:: Stated problem ::
Select the lines that hold the word "data" and copy each one.

/---

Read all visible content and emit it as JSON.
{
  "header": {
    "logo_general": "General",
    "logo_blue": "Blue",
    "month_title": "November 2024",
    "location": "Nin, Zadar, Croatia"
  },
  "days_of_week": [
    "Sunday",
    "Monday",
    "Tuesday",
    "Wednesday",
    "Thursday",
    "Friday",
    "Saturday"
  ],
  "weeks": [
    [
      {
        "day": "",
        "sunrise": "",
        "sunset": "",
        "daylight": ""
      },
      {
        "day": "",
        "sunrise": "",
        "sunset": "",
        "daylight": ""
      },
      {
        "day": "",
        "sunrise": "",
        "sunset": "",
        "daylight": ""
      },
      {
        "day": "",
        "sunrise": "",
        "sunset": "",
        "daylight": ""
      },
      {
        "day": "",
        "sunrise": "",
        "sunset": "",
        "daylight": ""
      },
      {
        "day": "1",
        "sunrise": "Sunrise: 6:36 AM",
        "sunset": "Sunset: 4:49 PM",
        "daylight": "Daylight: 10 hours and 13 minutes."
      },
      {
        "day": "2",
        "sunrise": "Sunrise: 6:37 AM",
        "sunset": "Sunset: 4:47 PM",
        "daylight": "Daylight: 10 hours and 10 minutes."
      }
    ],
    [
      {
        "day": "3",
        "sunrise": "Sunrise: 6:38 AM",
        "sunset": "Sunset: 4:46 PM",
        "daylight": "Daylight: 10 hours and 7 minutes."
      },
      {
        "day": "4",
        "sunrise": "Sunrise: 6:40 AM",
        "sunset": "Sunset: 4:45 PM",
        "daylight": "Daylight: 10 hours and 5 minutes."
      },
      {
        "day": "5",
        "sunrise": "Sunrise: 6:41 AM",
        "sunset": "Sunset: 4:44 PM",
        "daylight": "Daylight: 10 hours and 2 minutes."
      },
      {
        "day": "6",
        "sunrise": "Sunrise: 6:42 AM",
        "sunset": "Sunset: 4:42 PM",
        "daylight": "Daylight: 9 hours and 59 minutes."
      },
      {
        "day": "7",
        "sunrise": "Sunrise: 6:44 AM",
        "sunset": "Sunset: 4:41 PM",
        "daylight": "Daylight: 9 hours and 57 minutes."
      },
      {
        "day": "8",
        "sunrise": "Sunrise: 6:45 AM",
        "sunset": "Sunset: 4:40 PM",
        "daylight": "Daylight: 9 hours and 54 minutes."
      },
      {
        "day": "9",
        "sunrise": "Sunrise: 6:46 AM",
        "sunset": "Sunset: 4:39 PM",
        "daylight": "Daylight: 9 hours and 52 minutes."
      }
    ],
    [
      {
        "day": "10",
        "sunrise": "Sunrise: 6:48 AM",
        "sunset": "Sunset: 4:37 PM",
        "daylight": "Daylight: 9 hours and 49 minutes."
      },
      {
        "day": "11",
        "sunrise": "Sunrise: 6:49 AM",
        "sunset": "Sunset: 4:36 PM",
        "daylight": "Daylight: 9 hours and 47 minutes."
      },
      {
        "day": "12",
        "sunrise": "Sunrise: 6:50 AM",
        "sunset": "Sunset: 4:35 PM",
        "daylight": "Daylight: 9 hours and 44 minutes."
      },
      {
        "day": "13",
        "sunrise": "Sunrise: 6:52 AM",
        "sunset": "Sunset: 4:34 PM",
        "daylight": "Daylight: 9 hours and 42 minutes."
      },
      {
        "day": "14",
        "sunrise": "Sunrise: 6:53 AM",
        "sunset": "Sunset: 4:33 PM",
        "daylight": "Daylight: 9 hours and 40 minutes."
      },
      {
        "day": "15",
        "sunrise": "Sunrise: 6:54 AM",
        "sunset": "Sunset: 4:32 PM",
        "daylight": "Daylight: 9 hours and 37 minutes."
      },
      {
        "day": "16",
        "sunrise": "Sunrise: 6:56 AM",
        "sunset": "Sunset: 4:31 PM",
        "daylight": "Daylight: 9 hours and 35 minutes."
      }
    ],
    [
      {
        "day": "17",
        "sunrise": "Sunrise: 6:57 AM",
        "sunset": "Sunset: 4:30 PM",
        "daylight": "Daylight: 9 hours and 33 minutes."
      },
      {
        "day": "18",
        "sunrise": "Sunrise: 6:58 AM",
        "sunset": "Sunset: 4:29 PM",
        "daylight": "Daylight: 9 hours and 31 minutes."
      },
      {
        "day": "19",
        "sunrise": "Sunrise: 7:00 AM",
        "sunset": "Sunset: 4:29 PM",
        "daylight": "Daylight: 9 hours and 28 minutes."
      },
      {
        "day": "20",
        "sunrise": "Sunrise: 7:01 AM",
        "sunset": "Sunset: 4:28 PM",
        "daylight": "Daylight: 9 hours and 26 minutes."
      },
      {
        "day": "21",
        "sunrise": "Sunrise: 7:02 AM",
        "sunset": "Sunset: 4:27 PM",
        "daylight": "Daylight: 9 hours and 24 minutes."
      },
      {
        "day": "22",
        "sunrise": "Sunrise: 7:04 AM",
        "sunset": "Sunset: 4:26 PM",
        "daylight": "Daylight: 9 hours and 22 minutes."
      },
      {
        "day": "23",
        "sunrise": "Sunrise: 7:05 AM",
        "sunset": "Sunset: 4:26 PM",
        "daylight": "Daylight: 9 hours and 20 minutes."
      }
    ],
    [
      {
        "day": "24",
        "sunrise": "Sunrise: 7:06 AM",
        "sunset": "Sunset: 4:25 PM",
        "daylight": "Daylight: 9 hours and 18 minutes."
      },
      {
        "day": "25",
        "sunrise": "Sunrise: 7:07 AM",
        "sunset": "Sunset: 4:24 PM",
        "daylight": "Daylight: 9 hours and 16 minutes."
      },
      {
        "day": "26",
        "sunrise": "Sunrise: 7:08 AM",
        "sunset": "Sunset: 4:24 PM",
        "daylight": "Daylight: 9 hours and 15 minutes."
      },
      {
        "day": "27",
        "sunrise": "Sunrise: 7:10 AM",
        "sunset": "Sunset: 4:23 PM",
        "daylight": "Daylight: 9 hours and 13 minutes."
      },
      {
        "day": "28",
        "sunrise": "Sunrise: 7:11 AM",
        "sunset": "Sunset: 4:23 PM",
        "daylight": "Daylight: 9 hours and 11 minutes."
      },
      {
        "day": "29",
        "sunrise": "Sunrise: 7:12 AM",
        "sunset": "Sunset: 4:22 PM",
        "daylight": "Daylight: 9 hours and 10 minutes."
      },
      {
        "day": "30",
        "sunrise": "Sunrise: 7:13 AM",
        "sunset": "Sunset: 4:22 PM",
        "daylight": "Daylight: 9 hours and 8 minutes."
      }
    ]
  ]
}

\---
/---

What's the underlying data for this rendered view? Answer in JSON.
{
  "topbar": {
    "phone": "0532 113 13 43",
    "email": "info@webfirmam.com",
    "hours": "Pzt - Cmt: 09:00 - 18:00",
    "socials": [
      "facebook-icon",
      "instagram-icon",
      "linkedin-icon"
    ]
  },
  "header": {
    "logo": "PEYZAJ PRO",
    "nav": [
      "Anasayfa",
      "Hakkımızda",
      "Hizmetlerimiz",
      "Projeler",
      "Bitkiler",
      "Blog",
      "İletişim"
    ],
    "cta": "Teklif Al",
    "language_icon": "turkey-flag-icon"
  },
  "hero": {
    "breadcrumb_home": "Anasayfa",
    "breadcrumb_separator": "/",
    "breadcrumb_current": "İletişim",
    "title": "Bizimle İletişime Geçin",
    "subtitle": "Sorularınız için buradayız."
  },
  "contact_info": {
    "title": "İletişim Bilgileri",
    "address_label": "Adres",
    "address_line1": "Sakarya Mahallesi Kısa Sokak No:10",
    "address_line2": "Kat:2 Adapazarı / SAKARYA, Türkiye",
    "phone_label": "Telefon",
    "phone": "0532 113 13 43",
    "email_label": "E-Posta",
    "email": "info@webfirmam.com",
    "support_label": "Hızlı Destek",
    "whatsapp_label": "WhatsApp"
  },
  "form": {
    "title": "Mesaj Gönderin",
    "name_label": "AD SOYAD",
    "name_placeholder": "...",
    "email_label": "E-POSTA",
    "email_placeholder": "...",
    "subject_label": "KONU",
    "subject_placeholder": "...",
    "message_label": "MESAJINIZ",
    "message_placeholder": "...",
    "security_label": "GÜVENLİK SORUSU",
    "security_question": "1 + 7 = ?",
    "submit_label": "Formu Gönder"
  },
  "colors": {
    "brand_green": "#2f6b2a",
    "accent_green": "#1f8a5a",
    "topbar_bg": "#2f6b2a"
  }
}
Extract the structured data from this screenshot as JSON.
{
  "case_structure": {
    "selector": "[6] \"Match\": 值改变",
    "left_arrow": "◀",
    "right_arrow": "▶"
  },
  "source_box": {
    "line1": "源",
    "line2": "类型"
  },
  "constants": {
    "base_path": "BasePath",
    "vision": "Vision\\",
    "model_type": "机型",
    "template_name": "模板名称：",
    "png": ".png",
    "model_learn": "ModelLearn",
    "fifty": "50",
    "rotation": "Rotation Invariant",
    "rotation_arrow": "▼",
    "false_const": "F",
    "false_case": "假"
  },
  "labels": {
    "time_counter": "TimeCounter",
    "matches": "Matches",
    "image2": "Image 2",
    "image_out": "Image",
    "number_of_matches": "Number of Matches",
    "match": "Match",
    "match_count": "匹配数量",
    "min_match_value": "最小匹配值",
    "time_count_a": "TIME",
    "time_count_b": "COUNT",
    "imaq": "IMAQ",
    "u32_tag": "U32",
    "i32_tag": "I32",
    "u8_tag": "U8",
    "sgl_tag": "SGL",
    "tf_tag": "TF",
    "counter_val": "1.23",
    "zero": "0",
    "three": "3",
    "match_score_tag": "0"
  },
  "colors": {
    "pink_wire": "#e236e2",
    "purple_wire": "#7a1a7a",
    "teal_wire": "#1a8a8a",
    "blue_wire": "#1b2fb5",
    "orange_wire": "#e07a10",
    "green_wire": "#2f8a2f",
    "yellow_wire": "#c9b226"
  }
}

\---
/---

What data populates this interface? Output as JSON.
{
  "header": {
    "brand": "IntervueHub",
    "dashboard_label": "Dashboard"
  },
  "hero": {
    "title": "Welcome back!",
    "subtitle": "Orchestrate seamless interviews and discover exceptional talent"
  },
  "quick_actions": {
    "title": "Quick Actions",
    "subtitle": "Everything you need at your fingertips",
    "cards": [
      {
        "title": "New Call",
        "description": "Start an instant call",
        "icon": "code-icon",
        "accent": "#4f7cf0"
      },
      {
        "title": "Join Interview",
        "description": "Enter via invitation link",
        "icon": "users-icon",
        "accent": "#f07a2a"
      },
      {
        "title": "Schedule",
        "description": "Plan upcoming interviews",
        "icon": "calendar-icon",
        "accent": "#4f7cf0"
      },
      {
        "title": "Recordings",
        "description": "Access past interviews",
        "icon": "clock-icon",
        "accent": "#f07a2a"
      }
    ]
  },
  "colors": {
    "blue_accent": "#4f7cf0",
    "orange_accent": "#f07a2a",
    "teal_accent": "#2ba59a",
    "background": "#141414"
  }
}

\---

:: Reply to the exercise ::
What's the underlying data for this rendered view? Answer in JSON.
Extract the structured data from this screenshot as JSON.
What data populates this interface? Output as JSON.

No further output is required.